> _Data for the task_
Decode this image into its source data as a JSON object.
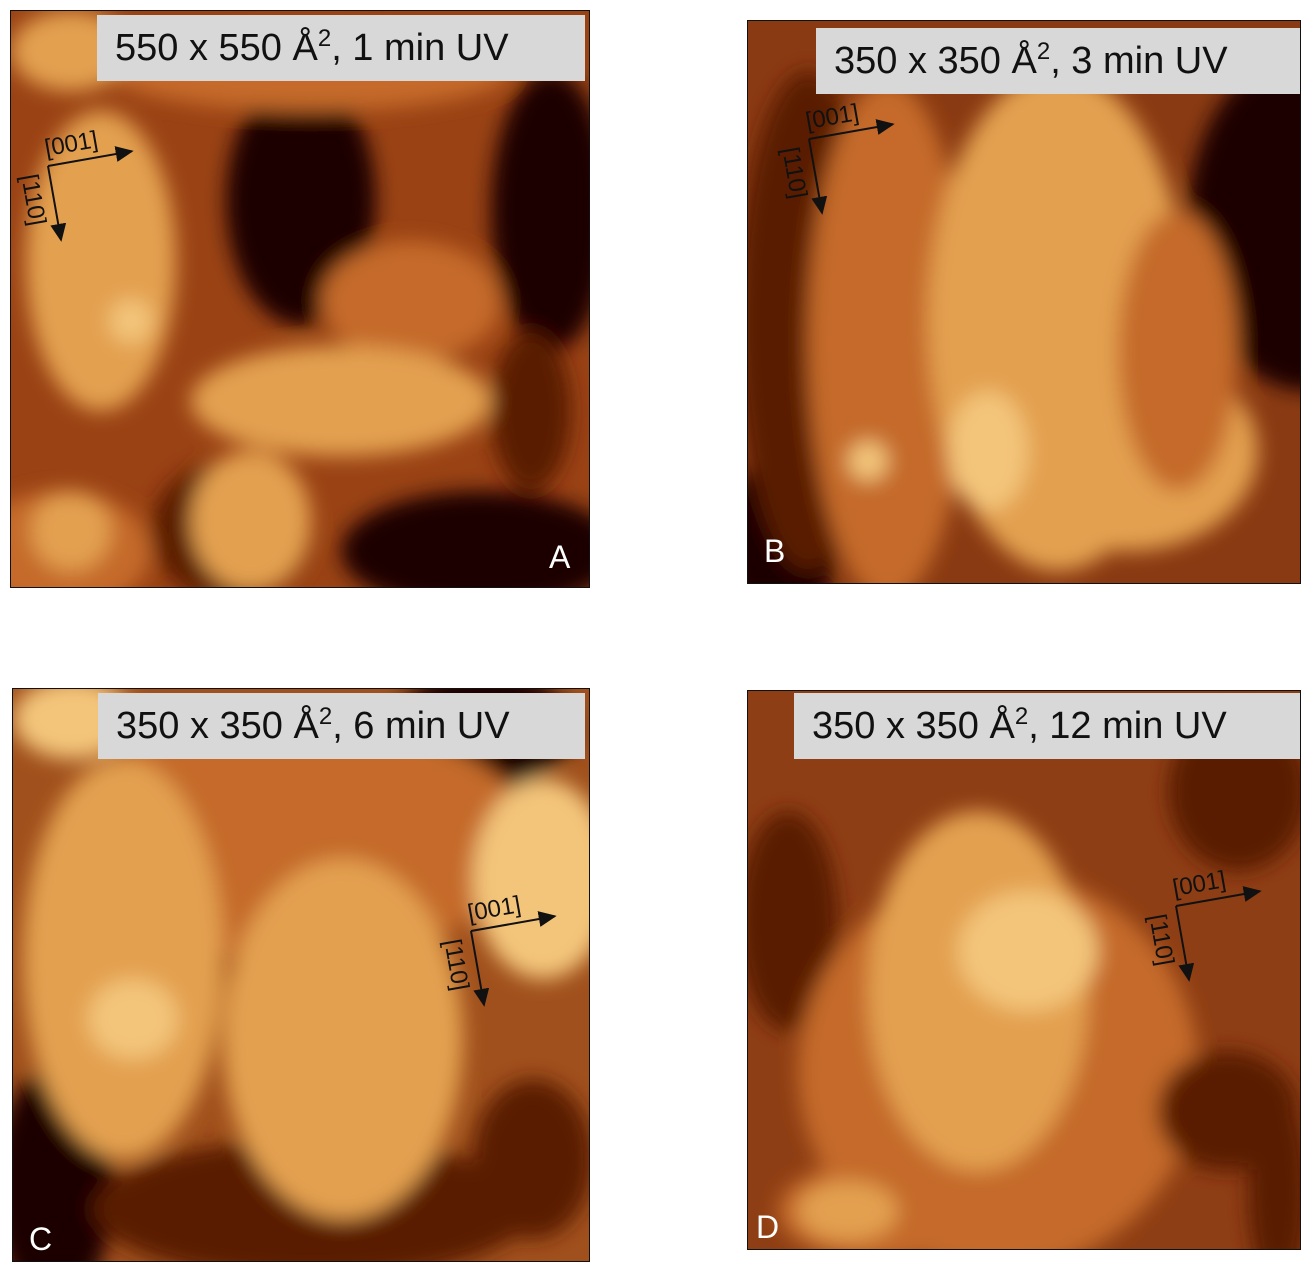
{
  "panels": [
    {
      "caption": {
        "size": "550 x 550 Å",
        "exponent": "2",
        "exposure": ", 1 min UV"
      },
      "letter": "A",
      "axes": [
        "[001]",
        "[110]"
      ]
    },
    {
      "caption": {
        "size": "350 x 350 Å",
        "exponent": "2",
        "exposure": ", 3 min UV"
      },
      "letter": "B",
      "axes": [
        "[001]",
        "[110]"
      ]
    },
    {
      "caption": {
        "size": "350 x 350 Å",
        "exponent": "2",
        "exposure": ", 6 min UV"
      },
      "letter": "C",
      "axes": [
        "[001]",
        "[110]"
      ]
    },
    {
      "caption": {
        "size": "350 x 350 Å",
        "exponent": "2",
        "exposure": ", 12 min UV"
      },
      "letter": "D",
      "axes": [
        "[001]",
        "[110]"
      ]
    }
  ]
}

> _What is asked_
All the lines above are to be given again exactly as they read, with the pictures removed.

> _Finished exercise_
Decode this image into its source data as a JSON object.
{
  "panels": [
    {
      "caption": {
        "size": "550 x 550 Å",
        "exponent": "2",
        "exposure": ", 1 min UV"
      },
      "letter": "A",
      "axes": [
        "[001]",
        "[110]"
      ]
    },
    {
      "caption": {
        "size": "350 x 350 Å",
        "exponent": "2",
        "exposure": ", 3 min UV"
      },
      "letter": "B",
      "axes": [
        "[001]",
        "[110]"
      ]
    },
    {
      "caption": {
        "size": "350 x 350 Å",
        "exponent": "2",
        "exposure": ", 6 min UV"
      },
      "letter": "C",
      "axes": [
        "[001]",
        "[110]"
      ]
    },
    {
      "caption": {
        "size": "350 x 350 Å",
        "exponent": "2",
        "exposure": ", 12 min UV"
      },
      "letter": "D",
      "axes": [
        "[001]",
        "[110]"
      ]
    }
  ]
}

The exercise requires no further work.